* START ENTRIES *
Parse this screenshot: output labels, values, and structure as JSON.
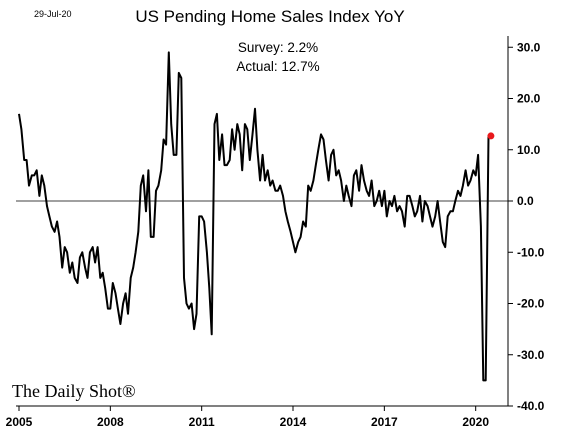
{
  "header": {
    "date": "29-Jul-20",
    "title": "US Pending Home Sales Index YoY"
  },
  "annotations": {
    "survey": "Survey: 2.2%",
    "actual": "Actual:  12.7%"
  },
  "watermark": "The Daily Shot®",
  "colors": {
    "line": "#000000",
    "latest_point": "#e8191c"
  },
  "chart_data": {
    "type": "line",
    "title": "US Pending Home Sales Index YoY",
    "xlabel": "",
    "ylabel": "",
    "xlim": [
      2005,
      2020.7
    ],
    "ylim": [
      -40,
      32
    ],
    "x_ticks": [
      2005,
      2008,
      2011,
      2014,
      2017,
      2020
    ],
    "x_tick_labels": [
      "2005",
      "2008",
      "2011",
      "2014",
      "2017",
      "2020"
    ],
    "y_ticks": [
      30,
      20,
      10,
      0,
      -10,
      -20,
      -30,
      -40
    ],
    "y_tick_labels": [
      "30.0",
      "20.0",
      "10.0",
      "0.0",
      "-10.0",
      "-20.0",
      "-30.0",
      "-40.0"
    ],
    "y_axis_side": "right",
    "zero_line": true,
    "grid": false,
    "legend": "none",
    "series": [
      {
        "x": [
          2005.0,
          2005.08,
          2005.17,
          2005.25,
          2005.33,
          2005.42,
          2005.5,
          2005.58,
          2005.67,
          2005.75,
          2005.83,
          2005.92,
          2006.0,
          2006.08,
          2006.17,
          2006.25,
          2006.33,
          2006.42,
          2006.5,
          2006.58,
          2006.67,
          2006.75,
          2006.83,
          2006.92,
          2007.0,
          2007.08,
          2007.17,
          2007.25,
          2007.33,
          2007.42,
          2007.5,
          2007.58,
          2007.67,
          2007.75,
          2007.83,
          2007.92,
          2008.0,
          2008.08,
          2008.17,
          2008.25,
          2008.33,
          2008.42,
          2008.5,
          2008.58,
          2008.67,
          2008.75,
          2008.83,
          2008.92,
          2009.0,
          2009.08,
          2009.17,
          2009.25,
          2009.33,
          2009.42,
          2009.5,
          2009.58,
          2009.67,
          2009.75,
          2009.83,
          2009.92,
          2010.0,
          2010.08,
          2010.17,
          2010.25,
          2010.33,
          2010.42,
          2010.5,
          2010.58,
          2010.67,
          2010.75,
          2010.83,
          2010.92,
          2011.0,
          2011.08,
          2011.17,
          2011.25,
          2011.33,
          2011.42,
          2011.5,
          2011.58,
          2011.67,
          2011.75,
          2011.83,
          2011.92,
          2012.0,
          2012.08,
          2012.17,
          2012.25,
          2012.33,
          2012.42,
          2012.5,
          2012.58,
          2012.67,
          2012.75,
          2012.83,
          2012.92,
          2013.0,
          2013.08,
          2013.17,
          2013.25,
          2013.33,
          2013.42,
          2013.5,
          2013.58,
          2013.67,
          2013.75,
          2013.83,
          2013.92,
          2014.0,
          2014.08,
          2014.17,
          2014.25,
          2014.33,
          2014.42,
          2014.5,
          2014.58,
          2014.67,
          2014.75,
          2014.83,
          2014.92,
          2015.0,
          2015.08,
          2015.17,
          2015.25,
          2015.33,
          2015.42,
          2015.5,
          2015.58,
          2015.67,
          2015.75,
          2015.83,
          2015.92,
          2016.0,
          2016.08,
          2016.17,
          2016.25,
          2016.33,
          2016.42,
          2016.5,
          2016.58,
          2016.67,
          2016.75,
          2016.83,
          2016.92,
          2017.0,
          2017.08,
          2017.17,
          2017.25,
          2017.33,
          2017.42,
          2017.5,
          2017.58,
          2017.67,
          2017.75,
          2017.83,
          2017.92,
          2018.0,
          2018.08,
          2018.17,
          2018.25,
          2018.33,
          2018.42,
          2018.5,
          2018.58,
          2018.67,
          2018.75,
          2018.83,
          2018.92,
          2019.0,
          2019.08,
          2019.17,
          2019.25,
          2019.33,
          2019.42,
          2019.5,
          2019.58,
          2019.67,
          2019.75,
          2019.83,
          2019.92,
          2020.0,
          2020.08,
          2020.17,
          2020.25,
          2020.33,
          2020.42,
          2020.5
        ],
        "y": [
          17,
          14,
          8,
          8,
          3,
          5,
          5,
          6,
          1,
          5,
          3,
          -1,
          -3,
          -5,
          -6,
          -4,
          -7,
          -13,
          -9,
          -10,
          -14,
          -12,
          -15,
          -16,
          -11,
          -10,
          -13,
          -15,
          -10,
          -9,
          -12,
          -9,
          -15,
          -14,
          -17,
          -21,
          -21,
          -16,
          -18,
          -21,
          -24,
          -20,
          -18,
          -22,
          -15,
          -13,
          -10,
          -6,
          3,
          5,
          -2,
          6,
          -7,
          -7,
          2,
          3,
          6,
          12,
          11,
          29,
          15,
          9,
          9,
          25,
          24,
          -15,
          -20,
          -21,
          -20,
          -25,
          -22,
          -3,
          -3,
          -4,
          -10,
          -17,
          -26,
          15,
          17,
          8,
          13,
          7,
          7,
          8,
          14,
          10,
          15,
          13,
          6,
          15,
          14,
          8,
          13,
          18,
          10,
          4,
          9,
          4,
          6,
          3,
          4,
          2,
          2,
          3,
          1,
          -2,
          -4,
          -6,
          -8,
          -10,
          -8,
          -7,
          -4,
          -5,
          3,
          2,
          4,
          7,
          10,
          13,
          12,
          8,
          4,
          9,
          10,
          5,
          6,
          4,
          0,
          3,
          1,
          -1,
          5,
          6,
          2,
          7,
          4,
          2,
          1,
          4,
          -1,
          0,
          2,
          -1,
          2,
          -3,
          0,
          -1,
          1,
          -2,
          -1,
          -2,
          -5,
          1,
          1,
          -1,
          -3,
          -2,
          1,
          -4,
          0,
          -1,
          -3,
          -5,
          -3,
          0,
          -4,
          -8,
          -9,
          -3,
          -2,
          -2,
          0,
          2,
          1,
          3,
          6,
          3,
          4,
          6,
          5,
          9,
          -5,
          -35,
          -35,
          12.7,
          12.7
        ]
      }
    ]
  }
}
* END ENTRIES *
GIVEN INSTRUCTION: Your copy should match the entries exactly, minus the pictures.

THE RESULT:
Parse this screenshot: output labels, values, and structure as JSON.
{
  "header": {
    "date": "29-Jul-20",
    "title": "US Pending Home Sales Index YoY"
  },
  "annotations": {
    "survey": "Survey: 2.2%",
    "actual": "Actual:  12.7%"
  },
  "watermark": "The Daily Shot®",
  "colors": {
    "line": "#000000",
    "latest_point": "#e8191c"
  },
  "chart_data": {
    "type": "line",
    "title": "US Pending Home Sales Index YoY",
    "xlabel": "",
    "ylabel": "",
    "xlim": [
      2005,
      2020.7
    ],
    "ylim": [
      -40,
      32
    ],
    "x_ticks": [
      2005,
      2008,
      2011,
      2014,
      2017,
      2020
    ],
    "x_tick_labels": [
      "2005",
      "2008",
      "2011",
      "2014",
      "2017",
      "2020"
    ],
    "y_ticks": [
      30,
      20,
      10,
      0,
      -10,
      -20,
      -30,
      -40
    ],
    "y_tick_labels": [
      "30.0",
      "20.0",
      "10.0",
      "0.0",
      "-10.0",
      "-20.0",
      "-30.0",
      "-40.0"
    ],
    "y_axis_side": "right",
    "zero_line": true,
    "grid": false,
    "legend": "none",
    "series": [
      {
        "x": [
          2005.0,
          2005.08,
          2005.17,
          2005.25,
          2005.33,
          2005.42,
          2005.5,
          2005.58,
          2005.67,
          2005.75,
          2005.83,
          2005.92,
          2006.0,
          2006.08,
          2006.17,
          2006.25,
          2006.33,
          2006.42,
          2006.5,
          2006.58,
          2006.67,
          2006.75,
          2006.83,
          2006.92,
          2007.0,
          2007.08,
          2007.17,
          2007.25,
          2007.33,
          2007.42,
          2007.5,
          2007.58,
          2007.67,
          2007.75,
          2007.83,
          2007.92,
          2008.0,
          2008.08,
          2008.17,
          2008.25,
          2008.33,
          2008.42,
          2008.5,
          2008.58,
          2008.67,
          2008.75,
          2008.83,
          2008.92,
          2009.0,
          2009.08,
          2009.17,
          2009.25,
          2009.33,
          2009.42,
          2009.5,
          2009.58,
          2009.67,
          2009.75,
          2009.83,
          2009.92,
          2010.0,
          2010.08,
          2010.17,
          2010.25,
          2010.33,
          2010.42,
          2010.5,
          2010.58,
          2010.67,
          2010.75,
          2010.83,
          2010.92,
          2011.0,
          2011.08,
          2011.17,
          2011.25,
          2011.33,
          2011.42,
          2011.5,
          2011.58,
          2011.67,
          2011.75,
          2011.83,
          2011.92,
          2012.0,
          2012.08,
          2012.17,
          2012.25,
          2012.33,
          2012.42,
          2012.5,
          2012.58,
          2012.67,
          2012.75,
          2012.83,
          2012.92,
          2013.0,
          2013.08,
          2013.17,
          2013.25,
          2013.33,
          2013.42,
          2013.5,
          2013.58,
          2013.67,
          2013.75,
          2013.83,
          2013.92,
          2014.0,
          2014.08,
          2014.17,
          2014.25,
          2014.33,
          2014.42,
          2014.5,
          2014.58,
          2014.67,
          2014.75,
          2014.83,
          2014.92,
          2015.0,
          2015.08,
          2015.17,
          2015.25,
          2015.33,
          2015.42,
          2015.5,
          2015.58,
          2015.67,
          2015.75,
          2015.83,
          2015.92,
          2016.0,
          2016.08,
          2016.17,
          2016.25,
          2016.33,
          2016.42,
          2016.5,
          2016.58,
          2016.67,
          2016.75,
          2016.83,
          2016.92,
          2017.0,
          2017.08,
          2017.17,
          2017.25,
          2017.33,
          2017.42,
          2017.5,
          2017.58,
          2017.67,
          2017.75,
          2017.83,
          2017.92,
          2018.0,
          2018.08,
          2018.17,
          2018.25,
          2018.33,
          2018.42,
          2018.5,
          2018.58,
          2018.67,
          2018.75,
          2018.83,
          2018.92,
          2019.0,
          2019.08,
          2019.17,
          2019.25,
          2019.33,
          2019.42,
          2019.5,
          2019.58,
          2019.67,
          2019.75,
          2019.83,
          2019.92,
          2020.0,
          2020.08,
          2020.17,
          2020.25,
          2020.33,
          2020.42,
          2020.5
        ],
        "y": [
          17,
          14,
          8,
          8,
          3,
          5,
          5,
          6,
          1,
          5,
          3,
          -1,
          -3,
          -5,
          -6,
          -4,
          -7,
          -13,
          -9,
          -10,
          -14,
          -12,
          -15,
          -16,
          -11,
          -10,
          -13,
          -15,
          -10,
          -9,
          -12,
          -9,
          -15,
          -14,
          -17,
          -21,
          -21,
          -16,
          -18,
          -21,
          -24,
          -20,
          -18,
          -22,
          -15,
          -13,
          -10,
          -6,
          3,
          5,
          -2,
          6,
          -7,
          -7,
          2,
          3,
          6,
          12,
          11,
          29,
          15,
          9,
          9,
          25,
          24,
          -15,
          -20,
          -21,
          -20,
          -25,
          -22,
          -3,
          -3,
          -4,
          -10,
          -17,
          -26,
          15,
          17,
          8,
          13,
          7,
          7,
          8,
          14,
          10,
          15,
          13,
          6,
          15,
          14,
          8,
          13,
          18,
          10,
          4,
          9,
          4,
          6,
          3,
          4,
          2,
          2,
          3,
          1,
          -2,
          -4,
          -6,
          -8,
          -10,
          -8,
          -7,
          -4,
          -5,
          3,
          2,
          4,
          7,
          10,
          13,
          12,
          8,
          4,
          9,
          10,
          5,
          6,
          4,
          0,
          3,
          1,
          -1,
          5,
          6,
          2,
          7,
          4,
          2,
          1,
          4,
          -1,
          0,
          2,
          -1,
          2,
          -3,
          0,
          -1,
          1,
          -2,
          -1,
          -2,
          -5,
          1,
          1,
          -1,
          -3,
          -2,
          1,
          -4,
          0,
          -1,
          -3,
          -5,
          -3,
          0,
          -4,
          -8,
          -9,
          -3,
          -2,
          -2,
          0,
          2,
          1,
          3,
          6,
          3,
          4,
          6,
          5,
          9,
          -5,
          -35,
          -35,
          12.7,
          12.7
        ]
      }
    ]
  }
}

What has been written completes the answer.